■ **YOUR GOAL**
Copy each line containing the word "odor" from the records that follow, please.

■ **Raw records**
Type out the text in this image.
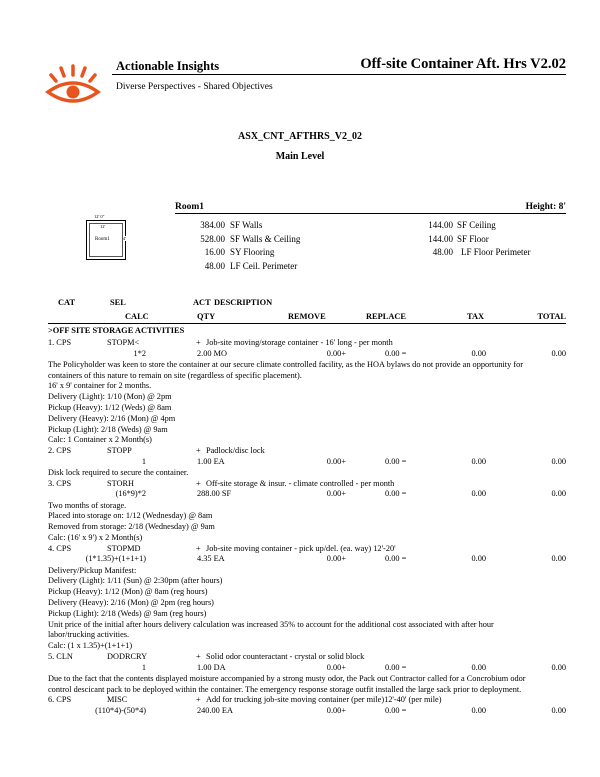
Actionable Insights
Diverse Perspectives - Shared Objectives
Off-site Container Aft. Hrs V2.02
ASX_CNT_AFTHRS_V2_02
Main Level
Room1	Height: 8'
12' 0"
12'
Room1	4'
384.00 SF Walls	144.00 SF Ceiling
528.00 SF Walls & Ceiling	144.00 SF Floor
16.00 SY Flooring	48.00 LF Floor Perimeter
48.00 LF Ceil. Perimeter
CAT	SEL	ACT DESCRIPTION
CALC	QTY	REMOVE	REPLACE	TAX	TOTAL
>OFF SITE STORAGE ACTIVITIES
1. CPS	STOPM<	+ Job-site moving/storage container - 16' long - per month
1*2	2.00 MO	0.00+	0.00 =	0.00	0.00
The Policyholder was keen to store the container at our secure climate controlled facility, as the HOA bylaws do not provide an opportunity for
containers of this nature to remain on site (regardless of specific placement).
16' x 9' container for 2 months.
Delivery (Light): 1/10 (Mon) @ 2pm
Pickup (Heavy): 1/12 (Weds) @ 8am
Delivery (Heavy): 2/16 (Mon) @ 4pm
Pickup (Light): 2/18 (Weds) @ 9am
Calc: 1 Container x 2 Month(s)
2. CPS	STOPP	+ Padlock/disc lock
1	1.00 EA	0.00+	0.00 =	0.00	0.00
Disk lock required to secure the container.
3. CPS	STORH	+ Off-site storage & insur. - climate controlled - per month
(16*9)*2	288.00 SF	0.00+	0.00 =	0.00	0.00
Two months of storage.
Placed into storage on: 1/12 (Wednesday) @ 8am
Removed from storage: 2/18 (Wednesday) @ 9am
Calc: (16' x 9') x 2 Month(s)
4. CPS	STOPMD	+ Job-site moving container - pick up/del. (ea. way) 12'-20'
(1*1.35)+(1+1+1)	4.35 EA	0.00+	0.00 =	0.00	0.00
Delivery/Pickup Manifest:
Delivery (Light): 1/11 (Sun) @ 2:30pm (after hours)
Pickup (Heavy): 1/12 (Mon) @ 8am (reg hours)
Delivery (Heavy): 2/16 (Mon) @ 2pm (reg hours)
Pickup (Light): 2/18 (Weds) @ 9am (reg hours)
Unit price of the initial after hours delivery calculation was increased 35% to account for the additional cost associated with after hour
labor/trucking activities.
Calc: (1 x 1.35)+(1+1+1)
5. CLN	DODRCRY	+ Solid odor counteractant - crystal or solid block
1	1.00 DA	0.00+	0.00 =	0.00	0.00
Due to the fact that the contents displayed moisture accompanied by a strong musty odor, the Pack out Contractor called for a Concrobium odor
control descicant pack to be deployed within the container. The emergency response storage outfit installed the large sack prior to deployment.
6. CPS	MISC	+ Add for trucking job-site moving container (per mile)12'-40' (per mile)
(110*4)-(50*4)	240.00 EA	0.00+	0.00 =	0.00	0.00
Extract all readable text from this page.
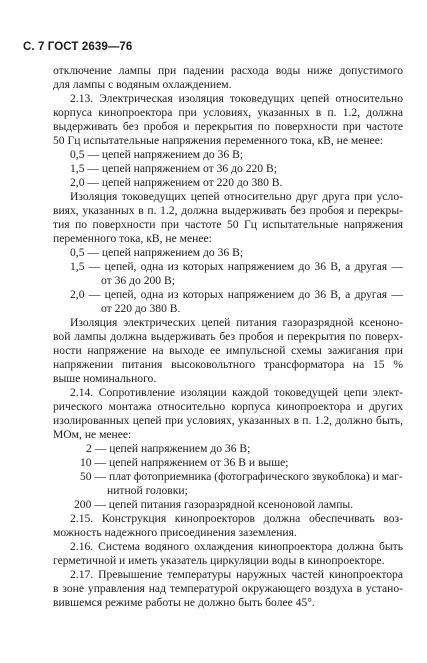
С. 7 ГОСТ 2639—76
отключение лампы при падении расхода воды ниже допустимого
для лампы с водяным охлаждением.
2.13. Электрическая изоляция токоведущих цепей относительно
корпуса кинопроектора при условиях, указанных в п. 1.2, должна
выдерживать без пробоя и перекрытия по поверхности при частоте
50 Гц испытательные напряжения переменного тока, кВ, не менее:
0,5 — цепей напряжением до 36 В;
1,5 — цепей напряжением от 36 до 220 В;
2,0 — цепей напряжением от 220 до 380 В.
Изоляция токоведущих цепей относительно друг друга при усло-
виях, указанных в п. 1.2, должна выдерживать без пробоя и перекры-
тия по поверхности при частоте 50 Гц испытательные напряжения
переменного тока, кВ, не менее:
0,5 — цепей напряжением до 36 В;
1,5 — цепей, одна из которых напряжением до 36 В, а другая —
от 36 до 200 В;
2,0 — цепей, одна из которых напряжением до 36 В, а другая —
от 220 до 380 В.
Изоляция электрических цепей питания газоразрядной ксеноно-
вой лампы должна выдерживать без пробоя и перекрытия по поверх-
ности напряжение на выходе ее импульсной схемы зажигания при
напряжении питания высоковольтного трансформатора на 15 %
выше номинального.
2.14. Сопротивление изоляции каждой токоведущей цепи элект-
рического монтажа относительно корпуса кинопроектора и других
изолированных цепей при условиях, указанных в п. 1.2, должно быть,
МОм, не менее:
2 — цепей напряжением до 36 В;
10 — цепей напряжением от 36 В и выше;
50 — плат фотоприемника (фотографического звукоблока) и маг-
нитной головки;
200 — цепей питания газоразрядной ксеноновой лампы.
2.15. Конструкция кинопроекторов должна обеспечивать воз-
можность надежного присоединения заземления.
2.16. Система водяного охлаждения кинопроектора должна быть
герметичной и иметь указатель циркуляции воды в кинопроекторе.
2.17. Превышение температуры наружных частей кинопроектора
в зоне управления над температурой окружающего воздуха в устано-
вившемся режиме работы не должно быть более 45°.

■ **TASK RESPONSE**
5. CLN	DODRCRY	+ Solid odor counteractant - crystal or solid block
Due to the fact that the contents displayed moisture accompanied by a strong musty odor, the Pack out Contractor called for a Concrobium odor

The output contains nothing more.